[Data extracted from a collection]
>> BEGIN
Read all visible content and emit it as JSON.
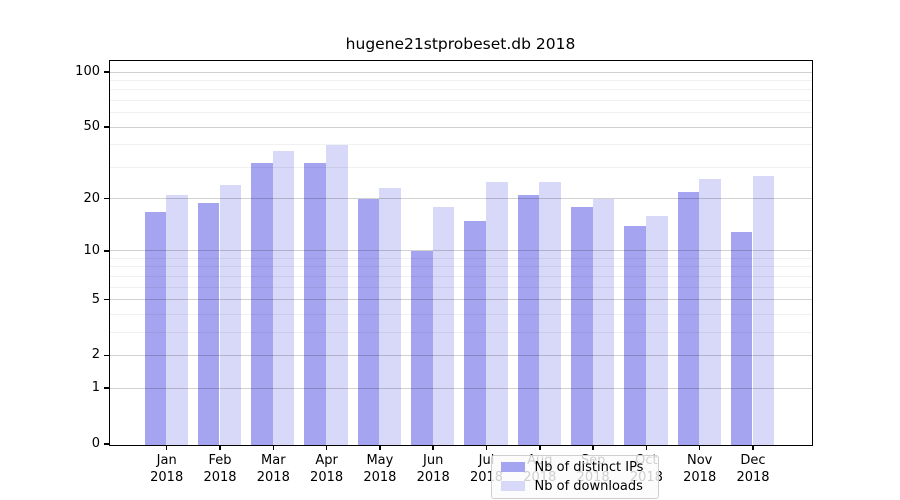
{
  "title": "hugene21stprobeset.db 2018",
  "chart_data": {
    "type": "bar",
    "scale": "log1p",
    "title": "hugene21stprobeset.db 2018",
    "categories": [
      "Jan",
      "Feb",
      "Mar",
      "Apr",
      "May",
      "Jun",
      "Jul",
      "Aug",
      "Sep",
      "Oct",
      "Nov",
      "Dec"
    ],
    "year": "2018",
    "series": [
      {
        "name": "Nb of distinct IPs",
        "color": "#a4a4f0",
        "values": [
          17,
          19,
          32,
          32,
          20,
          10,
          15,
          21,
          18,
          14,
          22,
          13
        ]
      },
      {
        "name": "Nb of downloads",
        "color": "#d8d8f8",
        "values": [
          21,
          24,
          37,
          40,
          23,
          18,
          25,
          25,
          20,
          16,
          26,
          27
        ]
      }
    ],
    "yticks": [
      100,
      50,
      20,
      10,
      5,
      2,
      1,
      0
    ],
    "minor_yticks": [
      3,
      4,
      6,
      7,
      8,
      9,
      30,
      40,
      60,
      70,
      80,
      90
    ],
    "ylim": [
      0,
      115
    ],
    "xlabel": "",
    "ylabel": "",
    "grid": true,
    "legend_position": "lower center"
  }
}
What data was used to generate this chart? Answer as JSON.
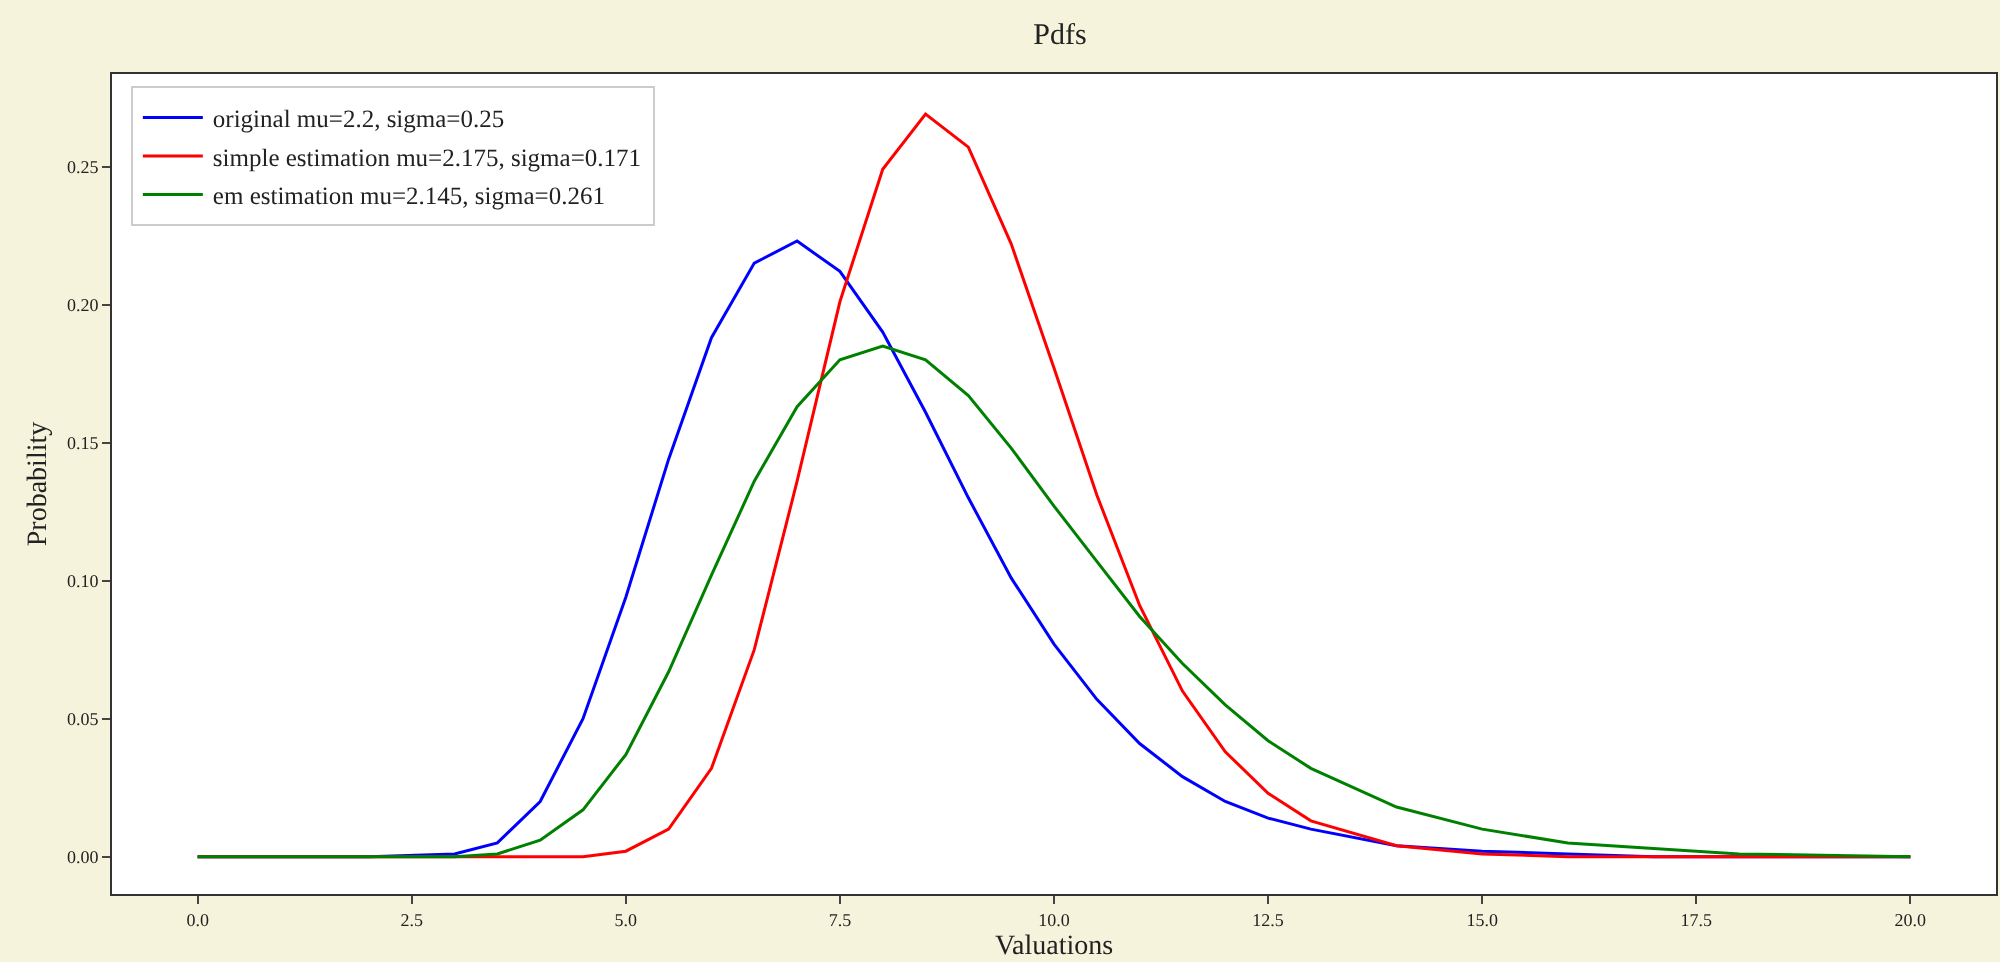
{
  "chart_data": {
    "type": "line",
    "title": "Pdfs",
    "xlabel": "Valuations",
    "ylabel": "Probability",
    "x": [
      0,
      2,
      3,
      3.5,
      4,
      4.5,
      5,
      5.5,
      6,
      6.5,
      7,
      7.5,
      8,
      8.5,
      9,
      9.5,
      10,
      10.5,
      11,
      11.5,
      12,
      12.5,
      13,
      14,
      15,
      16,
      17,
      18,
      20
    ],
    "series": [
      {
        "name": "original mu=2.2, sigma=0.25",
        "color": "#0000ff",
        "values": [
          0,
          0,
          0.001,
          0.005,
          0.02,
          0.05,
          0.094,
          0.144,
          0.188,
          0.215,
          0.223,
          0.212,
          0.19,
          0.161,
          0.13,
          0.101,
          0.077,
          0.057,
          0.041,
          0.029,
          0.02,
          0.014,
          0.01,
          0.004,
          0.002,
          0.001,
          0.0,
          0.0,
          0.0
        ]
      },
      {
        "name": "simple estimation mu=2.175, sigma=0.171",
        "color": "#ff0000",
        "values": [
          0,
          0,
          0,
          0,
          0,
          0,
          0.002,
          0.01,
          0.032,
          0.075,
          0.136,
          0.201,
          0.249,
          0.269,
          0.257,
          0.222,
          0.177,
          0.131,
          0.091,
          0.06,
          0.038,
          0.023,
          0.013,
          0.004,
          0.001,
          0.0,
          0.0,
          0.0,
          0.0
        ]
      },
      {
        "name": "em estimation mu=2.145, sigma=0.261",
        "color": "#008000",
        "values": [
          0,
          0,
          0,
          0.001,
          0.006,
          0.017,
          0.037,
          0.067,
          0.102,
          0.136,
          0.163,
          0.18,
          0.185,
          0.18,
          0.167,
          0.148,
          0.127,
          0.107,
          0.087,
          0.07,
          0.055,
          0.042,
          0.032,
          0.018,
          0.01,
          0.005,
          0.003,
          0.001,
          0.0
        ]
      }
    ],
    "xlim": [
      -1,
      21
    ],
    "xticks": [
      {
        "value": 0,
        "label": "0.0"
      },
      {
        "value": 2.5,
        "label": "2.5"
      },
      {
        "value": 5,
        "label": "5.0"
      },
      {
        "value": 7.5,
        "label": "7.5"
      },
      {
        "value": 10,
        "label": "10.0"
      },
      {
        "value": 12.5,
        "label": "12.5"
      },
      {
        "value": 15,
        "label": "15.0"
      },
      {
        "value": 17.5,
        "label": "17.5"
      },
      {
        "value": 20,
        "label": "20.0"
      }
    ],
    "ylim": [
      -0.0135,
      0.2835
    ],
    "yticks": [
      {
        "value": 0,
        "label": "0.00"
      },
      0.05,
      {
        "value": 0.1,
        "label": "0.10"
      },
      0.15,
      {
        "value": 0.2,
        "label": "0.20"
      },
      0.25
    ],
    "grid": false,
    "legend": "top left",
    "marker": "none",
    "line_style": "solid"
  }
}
>> END
>> BEGIN
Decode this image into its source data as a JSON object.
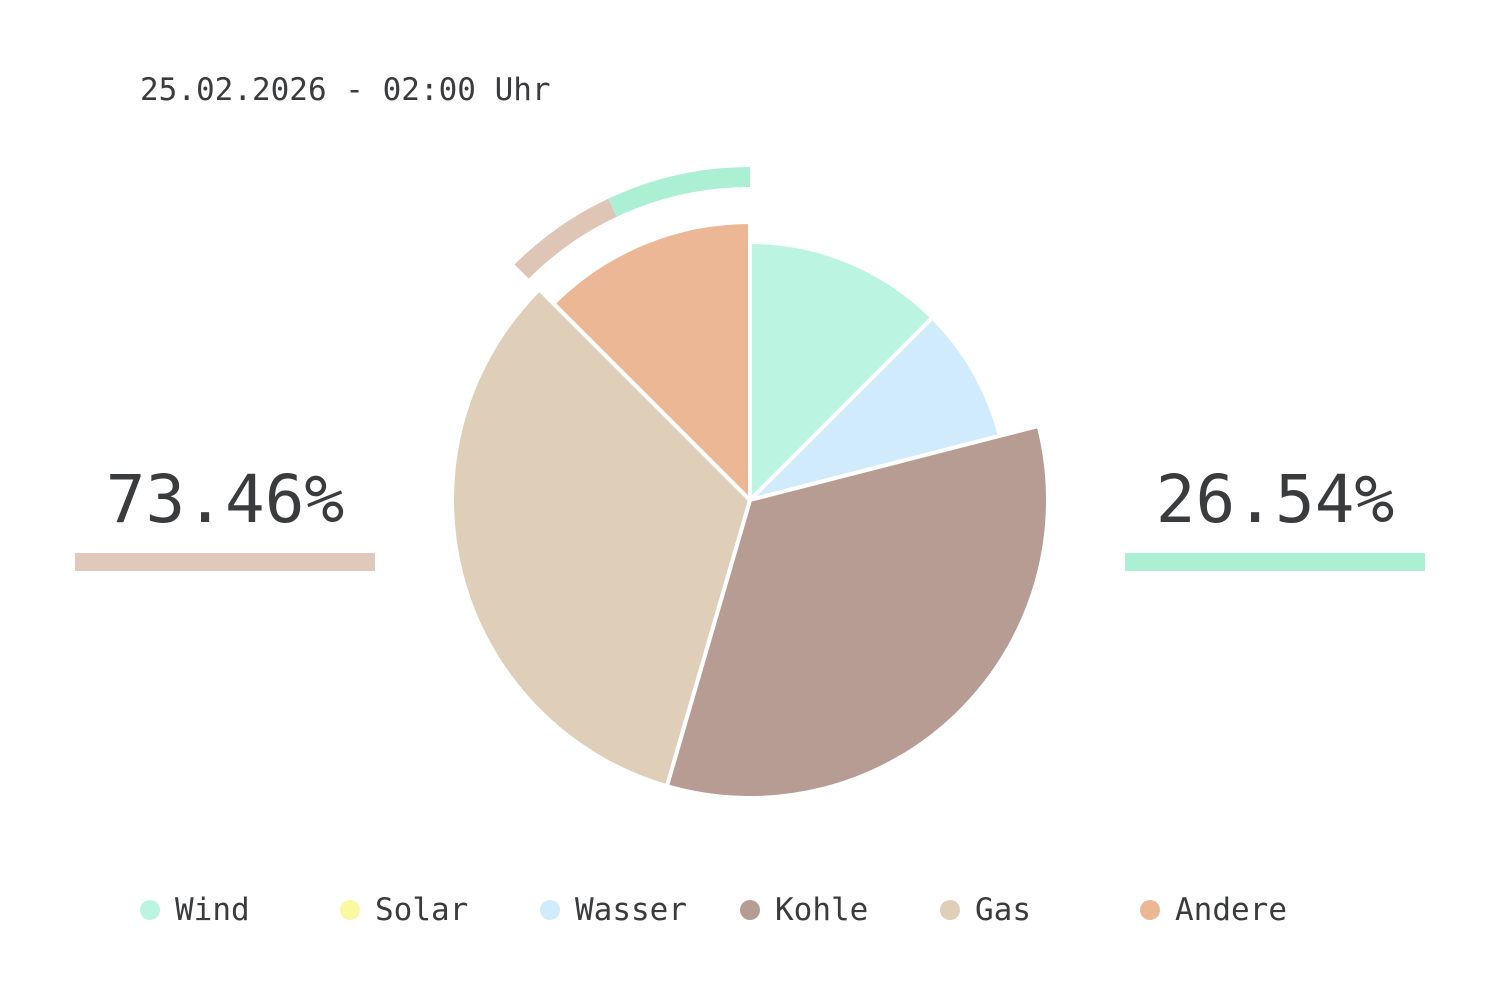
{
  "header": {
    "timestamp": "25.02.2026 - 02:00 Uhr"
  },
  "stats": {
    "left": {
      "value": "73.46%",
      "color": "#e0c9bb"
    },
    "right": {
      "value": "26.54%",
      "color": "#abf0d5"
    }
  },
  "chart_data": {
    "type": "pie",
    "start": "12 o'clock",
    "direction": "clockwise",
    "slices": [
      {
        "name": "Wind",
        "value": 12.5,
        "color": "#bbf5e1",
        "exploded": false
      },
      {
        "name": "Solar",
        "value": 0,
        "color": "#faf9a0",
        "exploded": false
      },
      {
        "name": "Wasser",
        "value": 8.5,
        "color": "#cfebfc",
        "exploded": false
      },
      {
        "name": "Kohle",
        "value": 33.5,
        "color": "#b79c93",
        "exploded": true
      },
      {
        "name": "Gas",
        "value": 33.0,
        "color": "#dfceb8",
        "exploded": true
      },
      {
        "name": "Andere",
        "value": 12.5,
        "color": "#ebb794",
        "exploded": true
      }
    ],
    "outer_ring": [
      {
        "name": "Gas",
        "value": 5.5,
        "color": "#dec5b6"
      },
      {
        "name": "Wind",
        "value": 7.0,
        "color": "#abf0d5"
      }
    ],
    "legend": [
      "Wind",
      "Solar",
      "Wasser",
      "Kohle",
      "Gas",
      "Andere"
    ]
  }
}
>> END
Find and count the lines of the data that include the string "title", and report that figure by itself.

WRITTEN SOLUTION: 3